_Written request:_
Repeat the entries below exactly as they appear, with no pictures.

— begin —

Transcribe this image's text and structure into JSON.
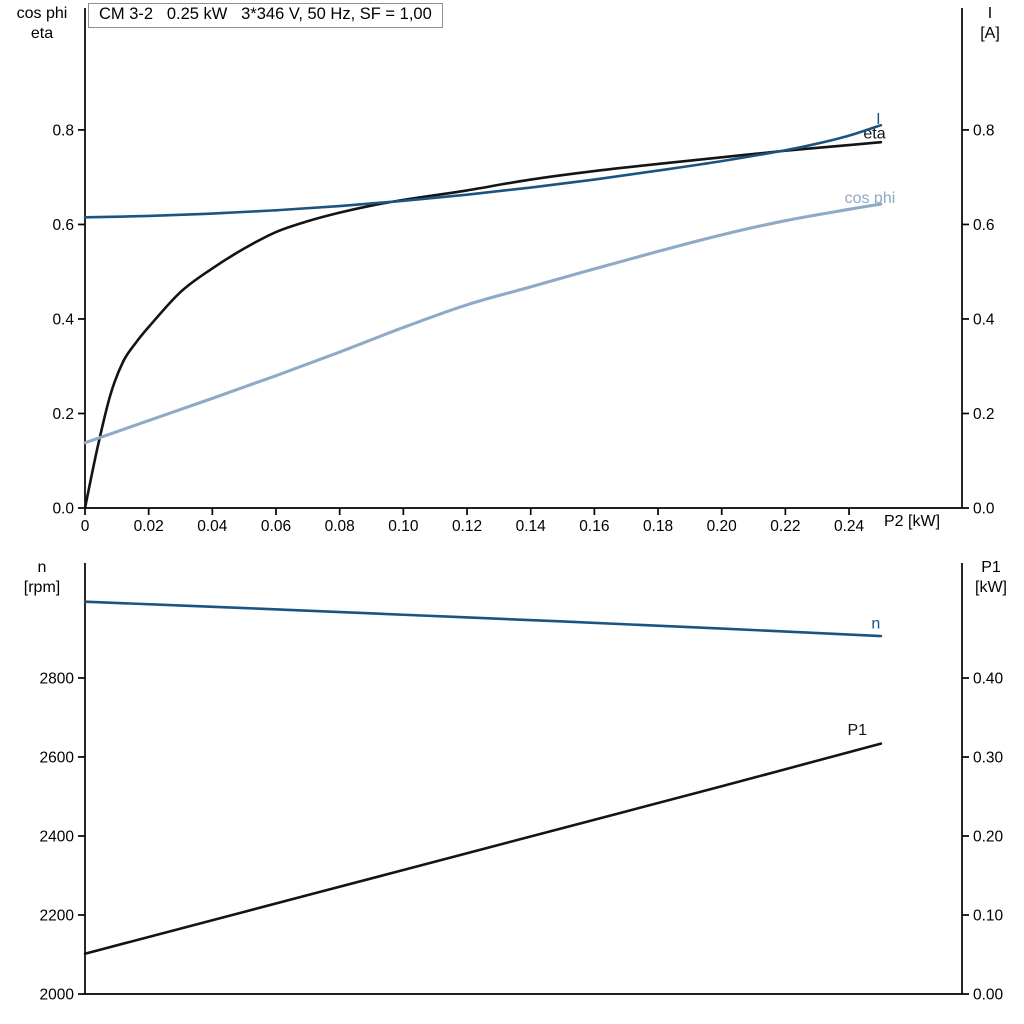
{
  "chart_data": [
    {
      "type": "line",
      "name": "motor-electrical-chart",
      "title": "CM 3-2   0.25 kW   3*346 V, 50 Hz, SF = 1,00",
      "xlabel": "P2 [kW]",
      "axis_left_label": [
        "cos phi",
        "eta"
      ],
      "axis_right_label": [
        "I",
        "[A]"
      ],
      "grid": false,
      "legend_position": "curve-end-labels",
      "xlim": [
        0,
        0.27548
      ],
      "xticks": [
        {
          "v": 0,
          "t": "0"
        },
        {
          "v": 0.02,
          "t": "0.02"
        },
        {
          "v": 0.04,
          "t": "0.04"
        },
        {
          "v": 0.06,
          "t": "0.06"
        },
        {
          "v": 0.08,
          "t": "0.08"
        },
        {
          "v": 0.1,
          "t": "0.10"
        },
        {
          "v": 0.12,
          "t": "0.12"
        },
        {
          "v": 0.14,
          "t": "0.14"
        },
        {
          "v": 0.16,
          "t": "0.16"
        },
        {
          "v": 0.18,
          "t": "0.18"
        },
        {
          "v": 0.2,
          "t": "0.20"
        },
        {
          "v": 0.22,
          "t": "0.22"
        },
        {
          "v": 0.24,
          "t": "0.24"
        }
      ],
      "ylim_left": [
        0,
        1.058
      ],
      "yticks_left": [
        {
          "v": 0.0,
          "t": "0.0"
        },
        {
          "v": 0.2,
          "t": "0.2"
        },
        {
          "v": 0.4,
          "t": "0.4"
        },
        {
          "v": 0.6,
          "t": "0.6"
        },
        {
          "v": 0.8,
          "t": "0.8"
        }
      ],
      "ylim_right": [
        0,
        1.058
      ],
      "yticks_right": [
        {
          "v": 0.0,
          "t": "0.0"
        },
        {
          "v": 0.2,
          "t": "0.2"
        },
        {
          "v": 0.4,
          "t": "0.4"
        },
        {
          "v": 0.6,
          "t": "0.6"
        },
        {
          "v": 0.8,
          "t": "0.8"
        }
      ],
      "series": [
        {
          "name": "eta",
          "label": "eta",
          "axis": "left",
          "color": "#141414",
          "width": 2.6,
          "label_at": [
            0.2445,
            0.782
          ],
          "points": [
            [
              0,
              0
            ],
            [
              0.004,
              0.13
            ],
            [
              0.008,
              0.24
            ],
            [
              0.012,
              0.31
            ],
            [
              0.016,
              0.35
            ],
            [
              0.02,
              0.383
            ],
            [
              0.03,
              0.457
            ],
            [
              0.04,
              0.507
            ],
            [
              0.05,
              0.549
            ],
            [
              0.06,
              0.584
            ],
            [
              0.07,
              0.607
            ],
            [
              0.08,
              0.625
            ],
            [
              0.09,
              0.64
            ],
            [
              0.1,
              0.652
            ],
            [
              0.11,
              0.662
            ],
            [
              0.12,
              0.672
            ],
            [
              0.14,
              0.695
            ],
            [
              0.16,
              0.713
            ],
            [
              0.18,
              0.728
            ],
            [
              0.2,
              0.742
            ],
            [
              0.22,
              0.756
            ],
            [
              0.24,
              0.768
            ],
            [
              0.25,
              0.774
            ]
          ]
        },
        {
          "name": "current",
          "label": "I",
          "axis": "right",
          "color": "#1b5480",
          "width": 2.6,
          "label_at": [
            0.2485,
            0.813
          ],
          "points": [
            [
              0,
              0.615
            ],
            [
              0.02,
              0.618
            ],
            [
              0.04,
              0.623
            ],
            [
              0.06,
              0.63
            ],
            [
              0.08,
              0.639
            ],
            [
              0.1,
              0.65
            ],
            [
              0.12,
              0.663
            ],
            [
              0.14,
              0.678
            ],
            [
              0.16,
              0.695
            ],
            [
              0.18,
              0.714
            ],
            [
              0.2,
              0.734
            ],
            [
              0.22,
              0.757
            ],
            [
              0.23,
              0.771
            ],
            [
              0.24,
              0.788
            ],
            [
              0.25,
              0.81
            ]
          ]
        },
        {
          "name": "cos-phi",
          "label": "cos phi",
          "axis": "left",
          "color": "#8fa9c6",
          "width": 3.1,
          "label_at": [
            0.2386,
            0.645
          ],
          "points": [
            [
              0,
              0.138
            ],
            [
              0.02,
              0.185
            ],
            [
              0.04,
              0.232
            ],
            [
              0.06,
              0.28
            ],
            [
              0.08,
              0.33
            ],
            [
              0.1,
              0.382
            ],
            [
              0.12,
              0.43
            ],
            [
              0.14,
              0.468
            ],
            [
              0.16,
              0.506
            ],
            [
              0.18,
              0.543
            ],
            [
              0.2,
              0.578
            ],
            [
              0.22,
              0.608
            ],
            [
              0.24,
              0.632
            ],
            [
              0.25,
              0.643
            ]
          ]
        }
      ]
    },
    {
      "type": "line",
      "name": "motor-mechanical-chart",
      "title": "",
      "xlabel": "",
      "axis_left_label": [
        "n",
        "[rpm]"
      ],
      "axis_right_label": [
        "P1",
        "[kW]"
      ],
      "grid": false,
      "legend_position": "curve-end-labels",
      "xlim": [
        0,
        0.27548
      ],
      "xticks": [],
      "ylim_left": [
        2000,
        3091
      ],
      "yticks_left": [
        {
          "v": 2000,
          "t": "2000"
        },
        {
          "v": 2200,
          "t": "2200"
        },
        {
          "v": 2400,
          "t": "2400"
        },
        {
          "v": 2600,
          "t": "2600"
        },
        {
          "v": 2800,
          "t": "2800"
        }
      ],
      "ylim_right": [
        0,
        0.5456
      ],
      "yticks_right": [
        {
          "v": 0.0,
          "t": "0.00"
        },
        {
          "v": 0.1,
          "t": "0.10"
        },
        {
          "v": 0.2,
          "t": "0.20"
        },
        {
          "v": 0.3,
          "t": "0.30"
        },
        {
          "v": 0.4,
          "t": "0.40"
        }
      ],
      "series": [
        {
          "name": "speed",
          "label": "n",
          "axis": "left",
          "color": "#1b5480",
          "width": 2.6,
          "label_at": [
            0.247,
            2925
          ],
          "points": [
            [
              0,
              2993
            ],
            [
              0.05,
              2977
            ],
            [
              0.1,
              2960
            ],
            [
              0.15,
              2943
            ],
            [
              0.2,
              2925
            ],
            [
              0.25,
              2906
            ]
          ]
        },
        {
          "name": "p1",
          "label": "P1",
          "axis": "right",
          "color": "#141414",
          "width": 2.6,
          "label_at": [
            0.2395,
            0.328
          ],
          "points": [
            [
              0,
              0.051
            ],
            [
              0.05,
              0.104
            ],
            [
              0.1,
              0.157
            ],
            [
              0.15,
              0.21
            ],
            [
              0.2,
              0.263
            ],
            [
              0.25,
              0.317
            ]
          ]
        }
      ]
    }
  ]
}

— end —

_Response below:_
Transcribe this image's text and structure into JSON.
{
  "chart_data": [
    {
      "type": "line",
      "name": "motor-electrical-chart",
      "title": "CM 3-2   0.25 kW   3*346 V, 50 Hz, SF = 1,00",
      "xlabel": "P2 [kW]",
      "axis_left_label": [
        "cos phi",
        "eta"
      ],
      "axis_right_label": [
        "I",
        "[A]"
      ],
      "grid": false,
      "legend_position": "curve-end-labels",
      "xlim": [
        0,
        0.27548
      ],
      "xticks": [
        {
          "v": 0,
          "t": "0"
        },
        {
          "v": 0.02,
          "t": "0.02"
        },
        {
          "v": 0.04,
          "t": "0.04"
        },
        {
          "v": 0.06,
          "t": "0.06"
        },
        {
          "v": 0.08,
          "t": "0.08"
        },
        {
          "v": 0.1,
          "t": "0.10"
        },
        {
          "v": 0.12,
          "t": "0.12"
        },
        {
          "v": 0.14,
          "t": "0.14"
        },
        {
          "v": 0.16,
          "t": "0.16"
        },
        {
          "v": 0.18,
          "t": "0.18"
        },
        {
          "v": 0.2,
          "t": "0.20"
        },
        {
          "v": 0.22,
          "t": "0.22"
        },
        {
          "v": 0.24,
          "t": "0.24"
        }
      ],
      "ylim_left": [
        0,
        1.058
      ],
      "yticks_left": [
        {
          "v": 0.0,
          "t": "0.0"
        },
        {
          "v": 0.2,
          "t": "0.2"
        },
        {
          "v": 0.4,
          "t": "0.4"
        },
        {
          "v": 0.6,
          "t": "0.6"
        },
        {
          "v": 0.8,
          "t": "0.8"
        }
      ],
      "ylim_right": [
        0,
        1.058
      ],
      "yticks_right": [
        {
          "v": 0.0,
          "t": "0.0"
        },
        {
          "v": 0.2,
          "t": "0.2"
        },
        {
          "v": 0.4,
          "t": "0.4"
        },
        {
          "v": 0.6,
          "t": "0.6"
        },
        {
          "v": 0.8,
          "t": "0.8"
        }
      ],
      "series": [
        {
          "name": "eta",
          "label": "eta",
          "axis": "left",
          "color": "#141414",
          "width": 2.6,
          "label_at": [
            0.2445,
            0.782
          ],
          "points": [
            [
              0,
              0
            ],
            [
              0.004,
              0.13
            ],
            [
              0.008,
              0.24
            ],
            [
              0.012,
              0.31
            ],
            [
              0.016,
              0.35
            ],
            [
              0.02,
              0.383
            ],
            [
              0.03,
              0.457
            ],
            [
              0.04,
              0.507
            ],
            [
              0.05,
              0.549
            ],
            [
              0.06,
              0.584
            ],
            [
              0.07,
              0.607
            ],
            [
              0.08,
              0.625
            ],
            [
              0.09,
              0.64
            ],
            [
              0.1,
              0.652
            ],
            [
              0.11,
              0.662
            ],
            [
              0.12,
              0.672
            ],
            [
              0.14,
              0.695
            ],
            [
              0.16,
              0.713
            ],
            [
              0.18,
              0.728
            ],
            [
              0.2,
              0.742
            ],
            [
              0.22,
              0.756
            ],
            [
              0.24,
              0.768
            ],
            [
              0.25,
              0.774
            ]
          ]
        },
        {
          "name": "current",
          "label": "I",
          "axis": "right",
          "color": "#1b5480",
          "width": 2.6,
          "label_at": [
            0.2485,
            0.813
          ],
          "points": [
            [
              0,
              0.615
            ],
            [
              0.02,
              0.618
            ],
            [
              0.04,
              0.623
            ],
            [
              0.06,
              0.63
            ],
            [
              0.08,
              0.639
            ],
            [
              0.1,
              0.65
            ],
            [
              0.12,
              0.663
            ],
            [
              0.14,
              0.678
            ],
            [
              0.16,
              0.695
            ],
            [
              0.18,
              0.714
            ],
            [
              0.2,
              0.734
            ],
            [
              0.22,
              0.757
            ],
            [
              0.23,
              0.771
            ],
            [
              0.24,
              0.788
            ],
            [
              0.25,
              0.81
            ]
          ]
        },
        {
          "name": "cos-phi",
          "label": "cos phi",
          "axis": "left",
          "color": "#8fa9c6",
          "width": 3.1,
          "label_at": [
            0.2386,
            0.645
          ],
          "points": [
            [
              0,
              0.138
            ],
            [
              0.02,
              0.185
            ],
            [
              0.04,
              0.232
            ],
            [
              0.06,
              0.28
            ],
            [
              0.08,
              0.33
            ],
            [
              0.1,
              0.382
            ],
            [
              0.12,
              0.43
            ],
            [
              0.14,
              0.468
            ],
            [
              0.16,
              0.506
            ],
            [
              0.18,
              0.543
            ],
            [
              0.2,
              0.578
            ],
            [
              0.22,
              0.608
            ],
            [
              0.24,
              0.632
            ],
            [
              0.25,
              0.643
            ]
          ]
        }
      ]
    },
    {
      "type": "line",
      "name": "motor-mechanical-chart",
      "title": "",
      "xlabel": "",
      "axis_left_label": [
        "n",
        "[rpm]"
      ],
      "axis_right_label": [
        "P1",
        "[kW]"
      ],
      "grid": false,
      "legend_position": "curve-end-labels",
      "xlim": [
        0,
        0.27548
      ],
      "xticks": [],
      "ylim_left": [
        2000,
        3091
      ],
      "yticks_left": [
        {
          "v": 2000,
          "t": "2000"
        },
        {
          "v": 2200,
          "t": "2200"
        },
        {
          "v": 2400,
          "t": "2400"
        },
        {
          "v": 2600,
          "t": "2600"
        },
        {
          "v": 2800,
          "t": "2800"
        }
      ],
      "ylim_right": [
        0,
        0.5456
      ],
      "yticks_right": [
        {
          "v": 0.0,
          "t": "0.00"
        },
        {
          "v": 0.1,
          "t": "0.10"
        },
        {
          "v": 0.2,
          "t": "0.20"
        },
        {
          "v": 0.3,
          "t": "0.30"
        },
        {
          "v": 0.4,
          "t": "0.40"
        }
      ],
      "series": [
        {
          "name": "speed",
          "label": "n",
          "axis": "left",
          "color": "#1b5480",
          "width": 2.6,
          "label_at": [
            0.247,
            2925
          ],
          "points": [
            [
              0,
              2993
            ],
            [
              0.05,
              2977
            ],
            [
              0.1,
              2960
            ],
            [
              0.15,
              2943
            ],
            [
              0.2,
              2925
            ],
            [
              0.25,
              2906
            ]
          ]
        },
        {
          "name": "p1",
          "label": "P1",
          "axis": "right",
          "color": "#141414",
          "width": 2.6,
          "label_at": [
            0.2395,
            0.328
          ],
          "points": [
            [
              0,
              0.051
            ],
            [
              0.05,
              0.104
            ],
            [
              0.1,
              0.157
            ],
            [
              0.15,
              0.21
            ],
            [
              0.2,
              0.263
            ],
            [
              0.25,
              0.317
            ]
          ]
        }
      ]
    }
  ]
}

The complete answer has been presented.